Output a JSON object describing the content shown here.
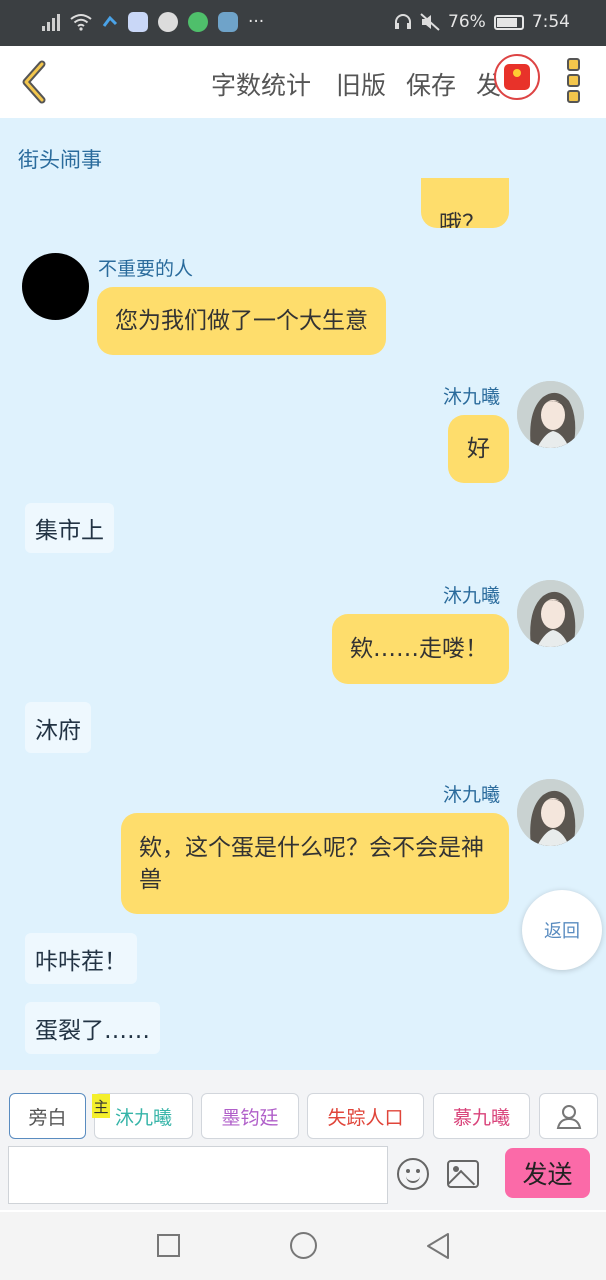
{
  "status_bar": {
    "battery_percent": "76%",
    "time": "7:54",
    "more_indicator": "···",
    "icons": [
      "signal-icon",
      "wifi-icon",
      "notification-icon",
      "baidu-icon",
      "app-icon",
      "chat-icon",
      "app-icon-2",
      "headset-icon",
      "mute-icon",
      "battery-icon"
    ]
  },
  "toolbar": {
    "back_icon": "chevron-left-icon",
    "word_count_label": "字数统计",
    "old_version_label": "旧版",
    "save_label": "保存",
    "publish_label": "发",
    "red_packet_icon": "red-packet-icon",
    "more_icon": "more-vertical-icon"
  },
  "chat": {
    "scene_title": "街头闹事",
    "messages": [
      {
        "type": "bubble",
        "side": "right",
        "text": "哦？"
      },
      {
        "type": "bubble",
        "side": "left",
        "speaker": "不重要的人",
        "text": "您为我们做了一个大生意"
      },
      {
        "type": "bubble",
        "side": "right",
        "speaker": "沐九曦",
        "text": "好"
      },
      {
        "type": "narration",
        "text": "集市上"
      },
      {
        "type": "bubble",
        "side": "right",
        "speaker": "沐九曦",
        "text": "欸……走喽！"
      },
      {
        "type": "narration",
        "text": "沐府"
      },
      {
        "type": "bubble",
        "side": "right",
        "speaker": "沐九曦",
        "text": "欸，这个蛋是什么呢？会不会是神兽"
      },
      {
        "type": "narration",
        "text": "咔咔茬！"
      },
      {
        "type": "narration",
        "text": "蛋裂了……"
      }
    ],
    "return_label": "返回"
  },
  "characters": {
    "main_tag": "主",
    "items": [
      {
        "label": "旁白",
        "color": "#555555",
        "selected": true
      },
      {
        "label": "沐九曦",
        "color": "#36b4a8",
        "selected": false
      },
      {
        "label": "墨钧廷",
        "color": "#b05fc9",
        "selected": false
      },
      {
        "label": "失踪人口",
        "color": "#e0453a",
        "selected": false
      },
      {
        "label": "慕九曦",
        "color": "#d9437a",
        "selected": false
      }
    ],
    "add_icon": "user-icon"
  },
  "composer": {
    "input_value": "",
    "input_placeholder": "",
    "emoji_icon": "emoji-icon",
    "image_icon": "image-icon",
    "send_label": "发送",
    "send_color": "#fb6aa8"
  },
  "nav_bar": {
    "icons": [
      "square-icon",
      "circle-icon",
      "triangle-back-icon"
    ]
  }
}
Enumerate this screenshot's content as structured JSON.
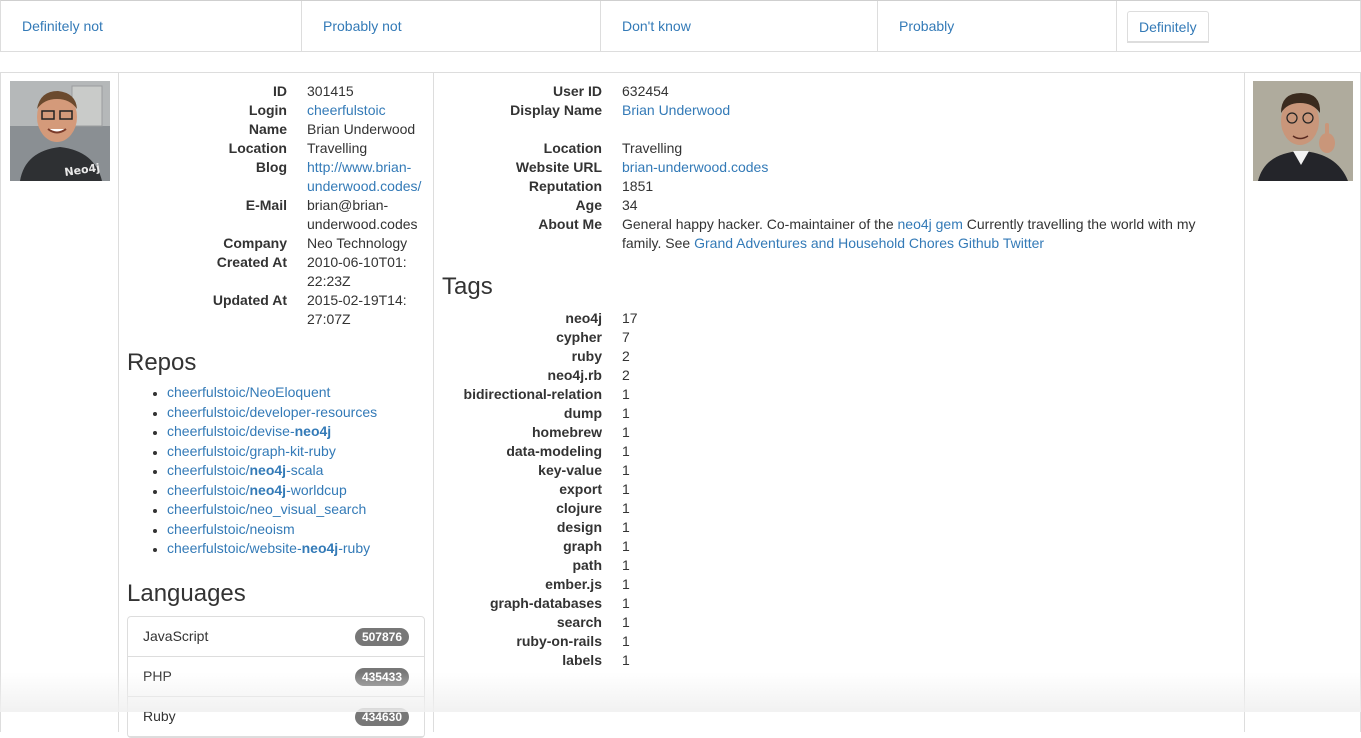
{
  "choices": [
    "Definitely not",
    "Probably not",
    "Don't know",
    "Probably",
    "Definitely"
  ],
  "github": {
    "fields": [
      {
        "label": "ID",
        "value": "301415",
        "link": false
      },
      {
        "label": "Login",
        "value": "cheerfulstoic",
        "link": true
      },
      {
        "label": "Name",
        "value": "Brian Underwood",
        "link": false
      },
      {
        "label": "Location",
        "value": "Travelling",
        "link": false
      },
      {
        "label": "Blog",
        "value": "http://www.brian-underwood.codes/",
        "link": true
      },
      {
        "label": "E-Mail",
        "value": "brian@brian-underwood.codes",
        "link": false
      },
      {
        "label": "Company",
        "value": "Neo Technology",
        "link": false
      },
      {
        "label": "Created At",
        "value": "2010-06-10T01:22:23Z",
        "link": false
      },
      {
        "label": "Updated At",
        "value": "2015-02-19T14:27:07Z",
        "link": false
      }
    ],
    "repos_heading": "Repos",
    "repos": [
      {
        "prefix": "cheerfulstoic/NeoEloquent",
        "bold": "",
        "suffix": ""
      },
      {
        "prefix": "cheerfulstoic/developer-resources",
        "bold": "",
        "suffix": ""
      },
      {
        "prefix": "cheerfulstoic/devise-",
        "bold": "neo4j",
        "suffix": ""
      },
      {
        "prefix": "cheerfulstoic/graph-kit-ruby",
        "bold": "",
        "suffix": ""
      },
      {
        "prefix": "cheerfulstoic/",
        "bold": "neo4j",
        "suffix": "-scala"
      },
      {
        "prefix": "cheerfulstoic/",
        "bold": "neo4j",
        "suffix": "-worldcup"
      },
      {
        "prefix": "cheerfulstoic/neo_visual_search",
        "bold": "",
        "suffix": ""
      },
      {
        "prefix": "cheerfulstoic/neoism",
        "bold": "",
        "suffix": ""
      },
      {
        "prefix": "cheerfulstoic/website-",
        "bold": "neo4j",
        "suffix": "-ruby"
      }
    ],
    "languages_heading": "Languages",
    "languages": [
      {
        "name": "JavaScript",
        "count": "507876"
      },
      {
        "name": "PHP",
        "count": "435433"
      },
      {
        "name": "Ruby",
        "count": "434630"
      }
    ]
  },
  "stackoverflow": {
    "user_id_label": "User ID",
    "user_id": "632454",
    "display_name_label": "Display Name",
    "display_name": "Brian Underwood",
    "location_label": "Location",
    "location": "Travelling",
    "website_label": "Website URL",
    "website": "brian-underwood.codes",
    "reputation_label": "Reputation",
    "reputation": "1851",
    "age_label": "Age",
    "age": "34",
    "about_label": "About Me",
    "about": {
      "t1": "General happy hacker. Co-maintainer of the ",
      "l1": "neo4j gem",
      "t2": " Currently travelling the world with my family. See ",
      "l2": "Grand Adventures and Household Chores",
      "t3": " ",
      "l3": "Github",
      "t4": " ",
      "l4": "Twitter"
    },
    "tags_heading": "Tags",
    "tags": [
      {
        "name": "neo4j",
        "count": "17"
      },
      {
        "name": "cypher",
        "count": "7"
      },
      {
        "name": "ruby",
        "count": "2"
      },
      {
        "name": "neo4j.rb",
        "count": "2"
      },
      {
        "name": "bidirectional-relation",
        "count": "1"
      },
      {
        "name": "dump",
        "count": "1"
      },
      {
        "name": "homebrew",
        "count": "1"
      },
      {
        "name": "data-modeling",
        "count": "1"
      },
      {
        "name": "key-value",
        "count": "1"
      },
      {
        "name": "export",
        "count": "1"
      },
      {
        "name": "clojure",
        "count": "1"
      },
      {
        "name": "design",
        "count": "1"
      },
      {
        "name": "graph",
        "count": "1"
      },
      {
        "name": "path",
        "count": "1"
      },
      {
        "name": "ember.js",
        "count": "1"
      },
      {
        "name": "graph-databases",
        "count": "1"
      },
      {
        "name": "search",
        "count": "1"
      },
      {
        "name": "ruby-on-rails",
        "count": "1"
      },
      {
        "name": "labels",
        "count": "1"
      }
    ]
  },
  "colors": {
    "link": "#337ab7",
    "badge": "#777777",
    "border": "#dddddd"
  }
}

- _What is expected_:
Point out every line holding the string "prefix" and copy it.

- _Task response_:
        "prefix": "cheerfulstoic/NeoEloquent",
        "prefix": "cheerfulstoic/developer-resources",
        "prefix": "cheerfulstoic/devise-",
        "prefix": "cheerfulstoic/graph-kit-ruby",
        "prefix": "cheerfulstoic/",
        "prefix": "cheerfulstoic/",
        "prefix": "cheerfulstoic/neo_visual_search",
        "prefix": "cheerfulstoic/neoism",
        "prefix": "cheerfulstoic/website-",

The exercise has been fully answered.